Task requirements>
Repeat each record exactly as written, and drop any images.
-------- Provided entries
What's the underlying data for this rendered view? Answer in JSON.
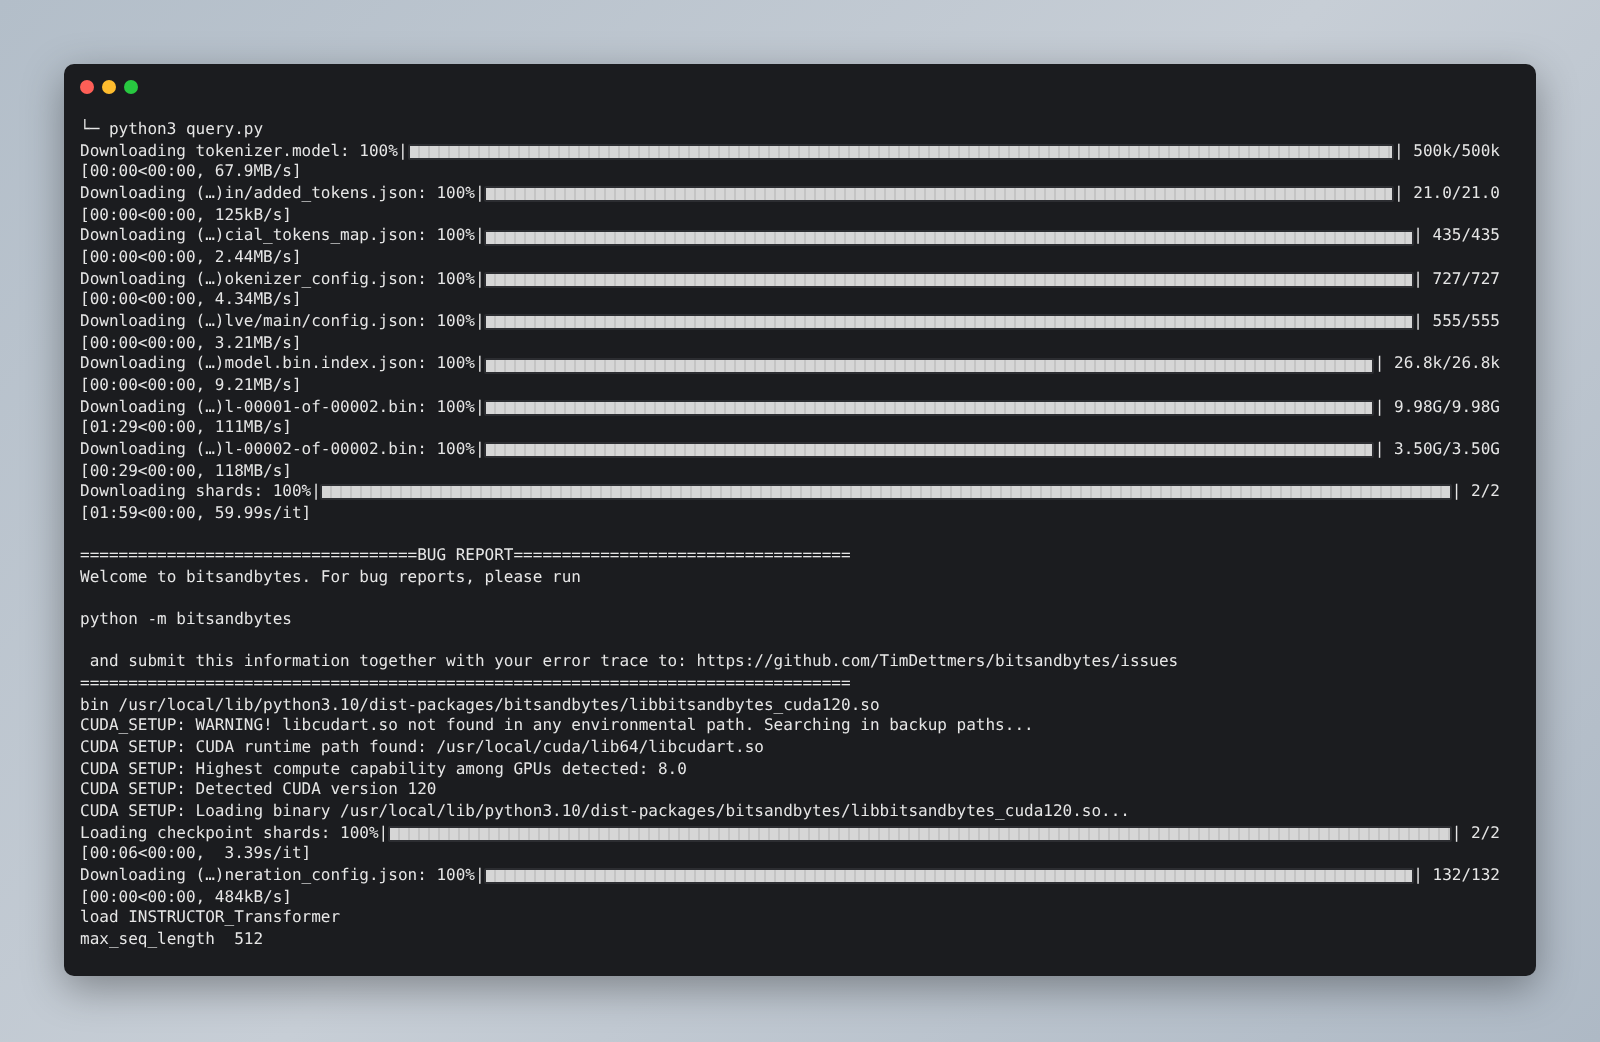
{
  "terminal": {
    "lines": [
      {
        "kind": "text",
        "text": "└─ python3 query.py"
      },
      {
        "kind": "progress",
        "label": "Downloading tokenizer.model: 100%|",
        "level": 1,
        "count": "| 500k/500k"
      },
      {
        "kind": "text",
        "text": "[00:00<00:00, 67.9MB/s]"
      },
      {
        "kind": "progress",
        "label": "Downloading (…)in/added_tokens.json: 100%|",
        "level": 1,
        "count": "| 21.0/21.0"
      },
      {
        "kind": "text",
        "text": "[00:00<00:00, 125kB/s]"
      },
      {
        "kind": "progress",
        "label": "Downloading (…)cial_tokens_map.json: 100%|",
        "level": 1,
        "count": "| 435/435"
      },
      {
        "kind": "text",
        "text": "[00:00<00:00, 2.44MB/s]"
      },
      {
        "kind": "progress",
        "label": "Downloading (…)okenizer_config.json: 100%|",
        "level": 1,
        "count": "| 727/727"
      },
      {
        "kind": "text",
        "text": "[00:00<00:00, 4.34MB/s]"
      },
      {
        "kind": "progress",
        "label": "Downloading (…)lve/main/config.json: 100%|",
        "level": 1,
        "count": "| 555/555"
      },
      {
        "kind": "text",
        "text": "[00:00<00:00, 3.21MB/s]"
      },
      {
        "kind": "progress",
        "label": "Downloading (…)model.bin.index.json: 100%|",
        "level": 1,
        "count": "| 26.8k/26.8k"
      },
      {
        "kind": "text",
        "text": "[00:00<00:00, 9.21MB/s]"
      },
      {
        "kind": "progress",
        "label": "Downloading (…)l-00001-of-00002.bin: 100%|",
        "level": 1,
        "count": "| 9.98G/9.98G"
      },
      {
        "kind": "text",
        "text": "[01:29<00:00, 111MB/s]"
      },
      {
        "kind": "progress",
        "label": "Downloading (…)l-00002-of-00002.bin: 100%|",
        "level": 1,
        "count": "| 3.50G/3.50G"
      },
      {
        "kind": "text",
        "text": "[00:29<00:00, 118MB/s]"
      },
      {
        "kind": "progress",
        "label": "Downloading shards: 100%|",
        "level": 1,
        "count": "| 2/2"
      },
      {
        "kind": "text",
        "text": "[01:59<00:00, 59.99s/it]"
      },
      {
        "kind": "blank"
      },
      {
        "kind": "text",
        "text": "===================================BUG REPORT==================================="
      },
      {
        "kind": "text",
        "text": "Welcome to bitsandbytes. For bug reports, please run"
      },
      {
        "kind": "blank"
      },
      {
        "kind": "text",
        "text": "python -m bitsandbytes"
      },
      {
        "kind": "blank"
      },
      {
        "kind": "text",
        "text": " and submit this information together with your error trace to: https://github.com/TimDettmers/bitsandbytes/issues"
      },
      {
        "kind": "text",
        "text": "================================================================================"
      },
      {
        "kind": "text",
        "text": "bin /usr/local/lib/python3.10/dist-packages/bitsandbytes/libbitsandbytes_cuda120.so"
      },
      {
        "kind": "text",
        "text": "CUDA_SETUP: WARNING! libcudart.so not found in any environmental path. Searching in backup paths..."
      },
      {
        "kind": "text",
        "text": "CUDA SETUP: CUDA runtime path found: /usr/local/cuda/lib64/libcudart.so"
      },
      {
        "kind": "text",
        "text": "CUDA SETUP: Highest compute capability among GPUs detected: 8.0"
      },
      {
        "kind": "text",
        "text": "CUDA SETUP: Detected CUDA version 120"
      },
      {
        "kind": "text",
        "text": "CUDA SETUP: Loading binary /usr/local/lib/python3.10/dist-packages/bitsandbytes/libbitsandbytes_cuda120.so..."
      },
      {
        "kind": "progress",
        "label": "Loading checkpoint shards: 100%|",
        "level": 1,
        "count": "| 2/2"
      },
      {
        "kind": "text",
        "text": "[00:06<00:00,  3.39s/it]"
      },
      {
        "kind": "progress",
        "label": "Downloading (…)neration_config.json: 100%|",
        "level": 1,
        "count": "| 132/132"
      },
      {
        "kind": "text",
        "text": "[00:00<00:00, 484kB/s]"
      },
      {
        "kind": "text",
        "text": "load INSTRUCTOR_Transformer"
      },
      {
        "kind": "text",
        "text": "max_seq_length  512"
      }
    ]
  }
}
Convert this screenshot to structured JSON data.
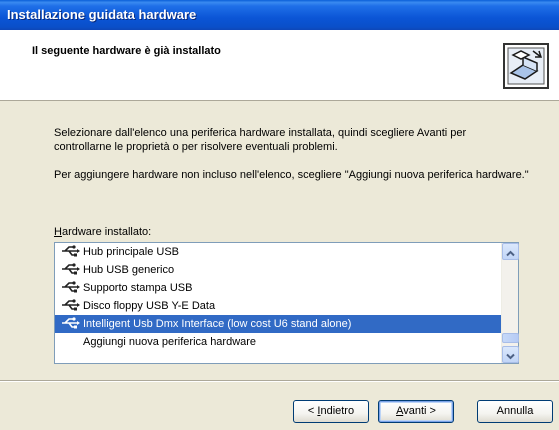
----------------
Response to the exercise>
What's the underlying data for this rendered view? Answer in JSON.
{
  "terminal": {
    "lines": [
      {
        "kind": "text",
        "text": "└─ python3 query.py"
      },
      {
        "kind": "progress",
        "label": "Downloading tokenizer.model: 100%|",
        "level": 1,
        "count": "| 500k/500k"
      },
      {
        "kind": "text",
        "text": "[00:00<00:00, 67.9MB/s]"
      },
      {
        "kind": "progress",
        "label": "Downloading (…)in/added_tokens.json: 100%|",
        "level": 1,
        "count": "| 21.0/21.0"
      },
      {
        "kind": "text",
        "text": "[00:00<00:00, 125kB/s]"
      },
      {
        "kind": "progress",
        "label": "Downloading (…)cial_tokens_map.json: 100%|",
        "level": 1,
        "count": "| 435/435"
      },
      {
        "kind": "text",
        "text": "[00:00<00:00, 2.44MB/s]"
      },
      {
        "kind": "progress",
        "label": "Downloading (…)okenizer_config.json: 100%|",
        "level": 1,
        "count": "| 727/727"
      },
      {
        "kind": "text",
        "text": "[00:00<00:00, 4.34MB/s]"
      },
      {
        "kind": "progress",
        "label": "Downloading (…)lve/main/config.json: 100%|",
        "level": 1,
        "count": "| 555/555"
      },
      {
        "kind": "text",
        "text": "[00:00<00:00, 3.21MB/s]"
      },
      {
        "kind": "progress",
        "label": "Downloading (…)model.bin.index.json: 100%|",
        "level": 1,
        "count": "| 26.8k/26.8k"
      },
      {
        "kind": "text",
        "text": "[00:00<00:00, 9.21MB/s]"
      },
      {
        "kind": "progress",
        "label": "Downloading (…)l-00001-of-00002.bin: 100%|",
        "level": 1,
        "count": "| 9.98G/9.98G"
      },
      {
        "kind": "text",
        "text": "[01:29<00:00, 111MB/s]"
      },
      {
        "kind": "progress",
        "label": "Downloading (…)l-00002-of-00002.bin: 100%|",
        "level": 1,
        "count": "| 3.50G/3.50G"
      },
      {
        "kind": "text",
        "text": "[00:29<00:00, 118MB/s]"
      },
      {
        "kind": "progress",
        "label": "Downloading shards: 100%|",
        "level": 1,
        "count": "| 2/2"
      },
      {
        "kind": "text",
        "text": "[01:59<00:00, 59.99s/it]"
      },
      {
        "kind": "blank"
      },
      {
        "kind": "text",
        "text": "===================================BUG REPORT==================================="
      },
      {
        "kind": "text",
        "text": "Welcome to bitsandbytes. For bug reports, please run"
      },
      {
        "kind": "blank"
      },
      {
        "kind": "text",
        "text": "python -m bitsandbytes"
      },
      {
        "kind": "blank"
      },
      {
        "kind": "text",
        "text": " and submit this information together with your error trace to: https://github.com/TimDettmers/bitsandbytes/issues"
      },
      {
        "kind": "text",
        "text": "================================================================================"
      },
      {
        "kind": "text",
        "text": "bin /usr/local/lib/python3.10/dist-packages/bitsandbytes/libbitsandbytes_cuda120.so"
      },
      {
        "kind": "text",
        "text": "CUDA_SETUP: WARNING! libcudart.so not found in any environmental path. Searching in backup paths..."
      },
      {
        "kind": "text",
        "text": "CUDA SETUP: CUDA runtime path found: /usr/local/cuda/lib64/libcudart.so"
      },
      {
        "kind": "text",
        "text": "CUDA SETUP: Highest compute capability among GPUs detected: 8.0"
      },
      {
        "kind": "text",
        "text": "CUDA SETUP: Detected CUDA version 120"
      },
      {
        "kind": "text",
        "text": "CUDA SETUP: Loading binary /usr/local/lib/python3.10/dist-packages/bitsandbytes/libbitsandbytes_cuda120.so..."
      },
      {
        "kind": "progress",
        "label": "Loading checkpoint shards: 100%|",
        "level": 1,
        "count": "| 2/2"
      },
      {
        "kind": "text",
        "text": "[00:06<00:00,  3.39s/it]"
      },
      {
        "kind": "progress",
        "label": "Downloading (…)neration_config.json: 100%|",
        "level": 1,
        "count": "| 132/132"
      },
      {
        "kind": "text",
        "text": "[00:00<00:00, 484kB/s]"
      },
      {
        "kind": "text",
        "text": "load INSTRUCTOR_Transformer"
      },
      {
        "kind": "text",
        "text": "max_seq_length  512"
      }
    ]
  }
}
Convert this screenshot to structured JSON data.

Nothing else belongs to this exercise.